▶ _REQUIREMENT_:
Resume the piece on Obama's press conference and the softball question, carrying it on after its final sentence.

▶ _TEXT SEGMENT_:
______________________________
OBAMA GLIDES THROUGH PRESSER UNCHALLENGED
The game of softball has two incarnations. Most of the country plays the 12″ variety that features a fairly hard ball that the player needs a leather glove in order to catch it.
But around these parts, when one says “Let’s play softball,” we are talking about a great big 16″ “mushball” that you don’t need a mitt to catch it and is easy to hit. Much more conducive to playing spinoff games like “Beer Ball” and other variations, the game is marked by the painlessness involved in catching the ball due to its lumpen shape and forgiving texture.
Hence, the term “softball question” which apparently has its origins in questions asked certain Machine politicians in Chicago in the 1970’s. The exact date and origin of the term are unknown but anecdotally, I recall the great Chicago columnist Mike Royko using the term to describe the witlessness of Chicago beat reporters at City Hall who were a most incurious lot when it came to Machine corruption. This may have been unfair of Royko due to Mayor Richard J. Daley’s notorious hatred of reporters and the vengeance he would take against any who crossed him.
But the reference is to the 16″ variety which, unlike the more popular 12″ game is played with a true “soft ball” and is seen mostly in Chicago and its surrounding suburbs and ex-urbs.
No doubt Barack Obama is very familiar with the 16″ variety of the game. And after last night, he is now intimately familiar with the term “softball question:”
Question: Thank you, Mr. President. Earlier today in Indiana, you said something striking. You said that this nation could end up in a crisis without action that we would be unable to reverse.
Can you talk about what you know or what you’re hearing that would lead you to say that our recession might be permanent when others in our history have not? And do you think that you risk losing some credibility or even talking down the economy by using dire language like that?
Batter up! Play ball!
Announcer: Here’s Obama at the plate. So far the president is 0 for 3 with two strikeouts and a weak pop-up to the second baseman. He’s also been credited with a sacrifice when he lifted a medium deep fly ball to left field that advanced catcher Hillary Clinton to third.
Here’s the first pitch … it’s an underhand delivery from Jen Loven of the Associated Press who couldn’t decide whether to rush to the plate and kiss the batter or simply grovel at his feet. Obama takes a mighty swing…and misses!
Obama: That’s why the figure that we initially came up with of approximately $800 billion was put forward. That wasn’t just some random number that I plucked out of — out of a hat. That was Republican and Democratic, conservative and liberal economists that I spoke to who indicated that, given the magnitude of the crisis and the fact that it’s happening worldwide, it’s important for us to have a bill of sufficient size and scope that we can save or create 4 million jobs.
______________________________
[Stored entries]

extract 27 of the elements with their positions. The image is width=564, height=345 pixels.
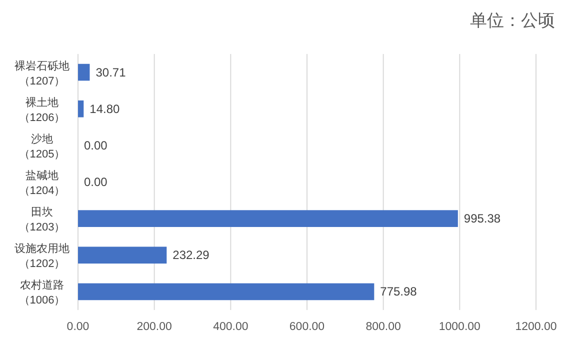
x-tick-label: 600.00 [289, 321, 325, 333]
x-tick-label: 800.00 [366, 321, 401, 333]
chart-title: 单位：公顷 [470, 11, 555, 30]
bar [78, 100, 84, 118]
bar [78, 246, 167, 264]
data-label: 775.98 [380, 284, 418, 299]
y-tick-label: 设施农用地（1202） [14, 242, 70, 270]
y-tick-label: 沙地（1205） [18, 132, 66, 160]
y-tick-label: 农村道路（1006） [18, 278, 66, 307]
x-tick-label: 0.00 [66, 321, 90, 333]
y-tick-label: 裸岩石砾地（1207） [14, 59, 70, 88]
y-tick-label: 盐碱地（1204） [18, 169, 66, 197]
bar [78, 283, 374, 300]
x-tick-label: 1000.00 [438, 321, 480, 333]
bar [78, 64, 90, 81]
data-label: 0.00 [84, 138, 108, 152]
y-tick-label: 裸土地（1206） [18, 96, 66, 124]
data-label: 14.80 [90, 102, 120, 116]
x-tick-label: 400.00 [213, 321, 248, 333]
data-label: 232.29 [172, 248, 210, 262]
data-label: 995.38 [464, 212, 501, 226]
y-tick-label: 田坎（1203） [18, 206, 66, 234]
data-label: 30.71 [96, 65, 126, 80]
data-label: 0.00 [84, 175, 108, 189]
x-tick-label: 1200.00 [515, 321, 557, 333]
bar [78, 210, 458, 227]
x-tick-label: 200.00 [136, 321, 172, 333]
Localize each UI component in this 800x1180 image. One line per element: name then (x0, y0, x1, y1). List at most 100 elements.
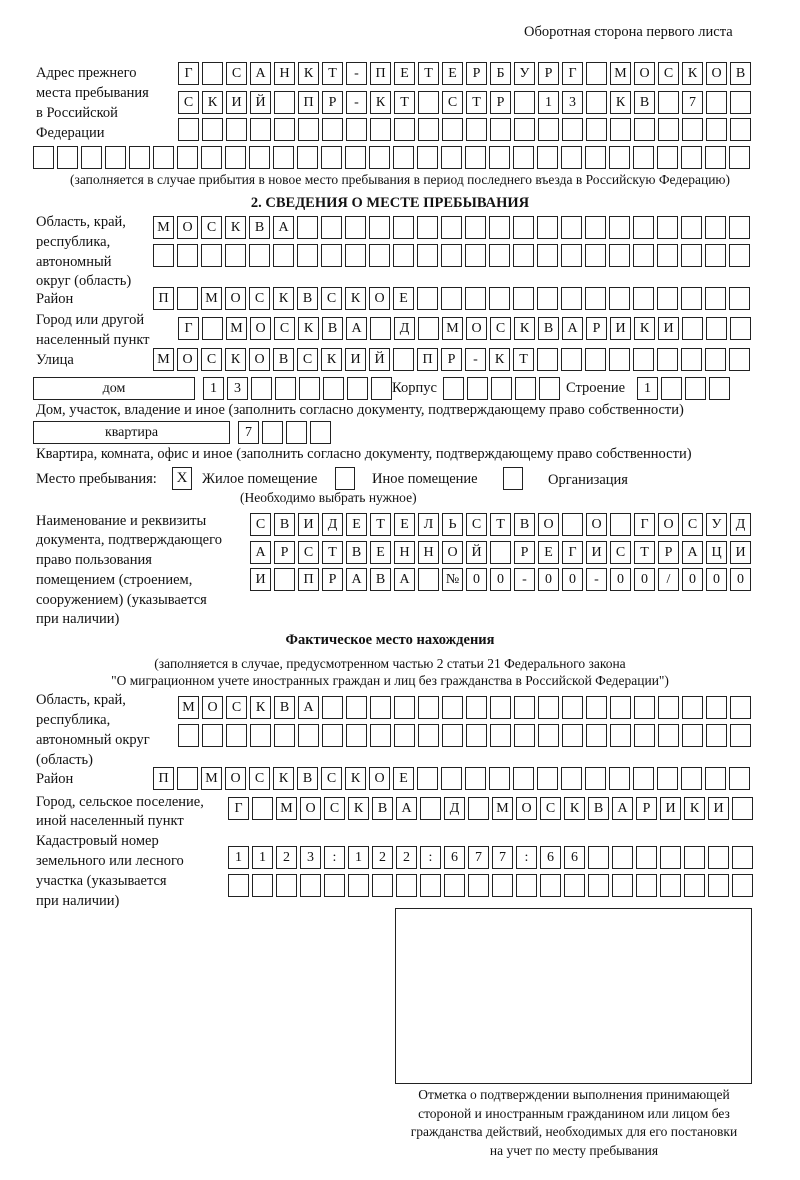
______________________________
▶ _REPLY_:
I doubt too many conservative economists recommended a bill that contained such a lopsided ratio of spending to tax cuts. He is either being disingenuous or lying. I have seen plenty of conservative economists say we need a stimulus bill but of “sufficient size and scope?” That’s one on me and it would be helpful if the President could give us the names of those economists. Not just to check his story but also to scream at any fools who would have recommended such idiocy.
But back to the game…
Announcer: Obama steps out of the box for a moment. He adjusts his immaculate uniform - evidently his cup is slightly out of place. He daintily spits into his government-funded, Taiwanese built spitoon that he insists on bringing with him to the plate (life must be hell for Barak ever since his wife forced him to quit smoking and switch to chewing tobacco). Time is called as Obama insists that the spitoon be emptied and out comes a stimulus funded worker, the Designated Spit Chucker, to take care of the problem.
Obama steps back in. The rookie looks nervous as his spikes paw at the dirt. He squeezes the bat and awaits the pitch from Karen Boeing of Reuters. Here it comes …oooooh a brushback pitch that narrowly misses Obama’s enormous ear:
Question: Thank you, Mr. President. I’d like to shift gears to foreign policy. What is your strategy for engaging Iran? And when will you start to implement it? Will your timetable be affected at all by the Iranian elections? And are you getting any indications that Iran is interested in a dialogue with the United States?
Obama gives us all a lesson in how to say absolutely nothing in 1000 words or less.
And my expectation is, in the coming months, we will be looking for openings that can be created where we can start sitting across the table, face-to-face diplomatic overtures, that will allow us to move our policy in a new direction.
There’s been a lot of mistrust built up over the years, so it’s not going to happen overnight. And it’s important that, even as we engage in this direct diplomacy, we are very clear about certain deep concerns that we have as a country, that Iran understands that we find the funding of terrorist organizations unacceptable, that we’re clear about the fact that a nuclear Iran could set off a nuclear arms race in the region that would be profoundly destabilizing.
So there are going to be a set of objectives that we have in these conversations, but I think that there’s the possibility at least of a relationship of mutual respect and progress.
As long as Obama is willing to grovel at the feet of the Iranian government by “apologizing” for all the naughty things we’ve done in Iran without them having to apologize for their support of Hezbullah and Hamas, then I have no doubt that a relationship of respect and “progress” (whatever that means) can be achieved.
Just tell our diplomats to be careful what they say. Iran has already committed one act of war in taking and holding our personnel as hostages. No doubt they would probably find it efficacious to have a repeat performance.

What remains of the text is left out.